Set exercise: Go through the records and give each one again exactly.

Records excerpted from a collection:
--*--

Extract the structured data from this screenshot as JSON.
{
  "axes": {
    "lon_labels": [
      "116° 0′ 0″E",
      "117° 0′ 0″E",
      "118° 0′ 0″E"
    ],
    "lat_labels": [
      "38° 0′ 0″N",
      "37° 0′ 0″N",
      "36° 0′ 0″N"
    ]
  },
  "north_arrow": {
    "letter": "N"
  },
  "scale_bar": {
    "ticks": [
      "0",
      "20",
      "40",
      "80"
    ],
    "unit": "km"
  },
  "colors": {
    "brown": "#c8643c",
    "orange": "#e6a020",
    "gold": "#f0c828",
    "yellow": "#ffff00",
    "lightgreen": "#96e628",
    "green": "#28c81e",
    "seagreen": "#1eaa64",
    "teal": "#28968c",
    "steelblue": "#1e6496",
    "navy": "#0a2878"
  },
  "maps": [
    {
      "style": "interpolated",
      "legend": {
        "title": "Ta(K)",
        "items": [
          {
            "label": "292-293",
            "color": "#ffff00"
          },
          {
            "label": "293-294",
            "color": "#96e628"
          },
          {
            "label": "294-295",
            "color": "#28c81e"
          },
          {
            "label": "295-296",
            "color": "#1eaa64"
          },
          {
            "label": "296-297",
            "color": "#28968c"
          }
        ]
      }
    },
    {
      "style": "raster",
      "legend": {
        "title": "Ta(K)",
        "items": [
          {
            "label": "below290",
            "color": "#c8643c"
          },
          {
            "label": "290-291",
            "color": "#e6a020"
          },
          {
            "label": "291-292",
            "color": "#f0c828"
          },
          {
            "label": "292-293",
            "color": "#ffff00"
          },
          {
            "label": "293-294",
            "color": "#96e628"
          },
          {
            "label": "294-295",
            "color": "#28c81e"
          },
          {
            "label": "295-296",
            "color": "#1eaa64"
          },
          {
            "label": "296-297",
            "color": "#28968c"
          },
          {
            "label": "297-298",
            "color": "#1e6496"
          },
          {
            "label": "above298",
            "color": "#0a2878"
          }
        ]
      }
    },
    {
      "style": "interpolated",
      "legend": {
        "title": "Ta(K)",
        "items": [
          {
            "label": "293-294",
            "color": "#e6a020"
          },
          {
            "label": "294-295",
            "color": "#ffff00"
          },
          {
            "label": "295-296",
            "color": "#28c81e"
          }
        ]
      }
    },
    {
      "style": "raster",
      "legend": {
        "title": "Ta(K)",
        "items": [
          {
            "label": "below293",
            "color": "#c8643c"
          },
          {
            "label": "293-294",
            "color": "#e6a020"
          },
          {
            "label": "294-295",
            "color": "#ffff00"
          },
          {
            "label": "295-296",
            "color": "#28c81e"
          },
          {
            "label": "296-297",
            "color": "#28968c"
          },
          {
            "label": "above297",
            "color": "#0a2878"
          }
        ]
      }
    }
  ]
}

--*--

Final answer:
Extract the structured data from this screenshot as JSON.
{
  "axes": {
    "lon_labels": [
      "116° 0′ 0″E",
      "117° 0′ 0″E",
      "118° 0′ 0″E"
    ],
    "lat_labels": [
      "38° 0′ 0″N",
      "37° 0′ 0″N",
      "36° 0′ 0″N"
    ]
  },
  "north_arrow": {
    "letter": "N"
  },
  "scale_bar": {
    "ticks": [
      "0",
      "20",
      "40",
      "80"
    ],
    "unit": "km"
  },
  "colors": {
    "brown": "#c8643c",
    "orange": "#e6a020",
    "gold": "#f0c828",
    "yellow": "#ffff00",
    "lightgreen": "#96e628",
    "green": "#28c81e",
    "seagreen": "#1eaa64",
    "teal": "#28968c",
    "steelblue": "#1e6496",
    "navy": "#0a2878"
  },
  "maps": [
    {
      "style": "interpolated",
      "legend": {
        "title": "Ta(K)",
        "items": [
          {
            "label": "292-293",
            "color": "#ffff00"
          },
          {
            "label": "293-294",
            "color": "#96e628"
          },
          {
            "label": "294-295",
            "color": "#28c81e"
          },
          {
            "label": "295-296",
            "color": "#1eaa64"
          },
          {
            "label": "296-297",
            "color": "#28968c"
          }
        ]
      }
    },
    {
      "style": "raster",
      "legend": {
        "title": "Ta(K)",
        "items": [
          {
            "label": "below290",
            "color": "#c8643c"
          },
          {
            "label": "290-291",
            "color": "#e6a020"
          },
          {
            "label": "291-292",
            "color": "#f0c828"
          },
          {
            "label": "292-293",
            "color": "#ffff00"
          },
          {
            "label": "293-294",
            "color": "#96e628"
          },
          {
            "label": "294-295",
            "color": "#28c81e"
          },
          {
            "label": "295-296",
            "color": "#1eaa64"
          },
          {
            "label": "296-297",
            "color": "#28968c"
          },
          {
            "label": "297-298",
            "color": "#1e6496"
          },
          {
            "label": "above298",
            "color": "#0a2878"
          }
        ]
      }
    },
    {
      "style": "interpolated",
      "legend": {
        "title": "Ta(K)",
        "items": [
          {
            "label": "293-294",
            "color": "#e6a020"
          },
          {
            "label": "294-295",
            "color": "#ffff00"
          },
          {
            "label": "295-296",
            "color": "#28c81e"
          }
        ]
      }
    },
    {
      "style": "raster",
      "legend": {
        "title": "Ta(K)",
        "items": [
          {
            "label": "below293",
            "color": "#c8643c"
          },
          {
            "label": "293-294",
            "color": "#e6a020"
          },
          {
            "label": "294-295",
            "color": "#ffff00"
          },
          {
            "label": "295-296",
            "color": "#28c81e"
          },
          {
            "label": "296-297",
            "color": "#28968c"
          },
          {
            "label": "above297",
            "color": "#0a2878"
          }
        ]
      }
    }
  ]
}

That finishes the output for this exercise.